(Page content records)
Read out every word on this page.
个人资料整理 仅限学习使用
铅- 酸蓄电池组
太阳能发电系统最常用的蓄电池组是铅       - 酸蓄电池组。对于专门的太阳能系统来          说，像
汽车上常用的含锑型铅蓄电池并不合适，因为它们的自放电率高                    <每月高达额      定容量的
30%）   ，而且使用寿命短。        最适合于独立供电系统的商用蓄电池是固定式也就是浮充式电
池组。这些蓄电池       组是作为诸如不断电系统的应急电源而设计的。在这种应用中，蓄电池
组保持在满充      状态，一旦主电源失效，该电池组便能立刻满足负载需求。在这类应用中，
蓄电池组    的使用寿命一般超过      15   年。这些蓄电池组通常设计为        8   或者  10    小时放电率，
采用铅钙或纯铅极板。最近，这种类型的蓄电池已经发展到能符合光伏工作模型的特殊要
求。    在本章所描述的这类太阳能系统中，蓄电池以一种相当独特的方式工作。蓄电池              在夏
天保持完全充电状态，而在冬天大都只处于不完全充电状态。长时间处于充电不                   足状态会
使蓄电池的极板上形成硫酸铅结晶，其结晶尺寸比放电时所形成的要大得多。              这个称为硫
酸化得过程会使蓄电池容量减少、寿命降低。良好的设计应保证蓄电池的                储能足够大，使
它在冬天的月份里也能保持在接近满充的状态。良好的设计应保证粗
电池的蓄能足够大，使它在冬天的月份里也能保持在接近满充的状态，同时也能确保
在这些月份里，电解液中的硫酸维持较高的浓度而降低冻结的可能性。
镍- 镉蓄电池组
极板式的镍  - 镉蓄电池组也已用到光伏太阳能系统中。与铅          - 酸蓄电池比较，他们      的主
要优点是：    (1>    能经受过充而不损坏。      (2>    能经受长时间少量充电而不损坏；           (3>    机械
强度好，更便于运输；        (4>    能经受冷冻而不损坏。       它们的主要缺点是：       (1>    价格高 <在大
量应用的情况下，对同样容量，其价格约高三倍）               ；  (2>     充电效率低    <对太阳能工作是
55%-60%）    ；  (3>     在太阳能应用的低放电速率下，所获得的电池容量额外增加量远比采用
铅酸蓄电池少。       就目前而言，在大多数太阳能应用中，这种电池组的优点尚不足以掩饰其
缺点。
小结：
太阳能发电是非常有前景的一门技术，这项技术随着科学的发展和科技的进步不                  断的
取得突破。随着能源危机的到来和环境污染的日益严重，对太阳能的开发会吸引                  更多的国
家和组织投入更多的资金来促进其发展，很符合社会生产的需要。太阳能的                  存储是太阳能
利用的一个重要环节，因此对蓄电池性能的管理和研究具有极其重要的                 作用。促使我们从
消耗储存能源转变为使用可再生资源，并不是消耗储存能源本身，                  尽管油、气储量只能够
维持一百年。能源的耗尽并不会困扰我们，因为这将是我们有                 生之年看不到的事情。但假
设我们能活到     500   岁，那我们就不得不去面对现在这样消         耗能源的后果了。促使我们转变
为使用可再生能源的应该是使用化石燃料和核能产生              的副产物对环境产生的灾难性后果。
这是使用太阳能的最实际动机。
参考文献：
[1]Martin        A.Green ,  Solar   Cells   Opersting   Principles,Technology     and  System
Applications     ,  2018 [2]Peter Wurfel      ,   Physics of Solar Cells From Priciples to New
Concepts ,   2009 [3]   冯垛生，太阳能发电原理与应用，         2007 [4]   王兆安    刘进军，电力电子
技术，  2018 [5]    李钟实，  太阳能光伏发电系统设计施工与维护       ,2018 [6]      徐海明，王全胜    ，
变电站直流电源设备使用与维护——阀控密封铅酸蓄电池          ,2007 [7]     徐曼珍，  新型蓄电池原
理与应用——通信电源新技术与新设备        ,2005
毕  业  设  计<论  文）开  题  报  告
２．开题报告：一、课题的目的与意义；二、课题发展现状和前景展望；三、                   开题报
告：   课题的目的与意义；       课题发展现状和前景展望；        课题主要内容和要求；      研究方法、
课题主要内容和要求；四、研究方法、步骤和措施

=== What you should do ===
Check the lines above and copy each one that includes "课题的目的与意义".

=== Exercise result ===
２．开题报告：一、课题的目的与意义；二、课题发展现状和前景展望；三、                   开题报
告：   课题的目的与意义；       课题发展现状和前景展望；        课题主要内容和要求；      研究方法、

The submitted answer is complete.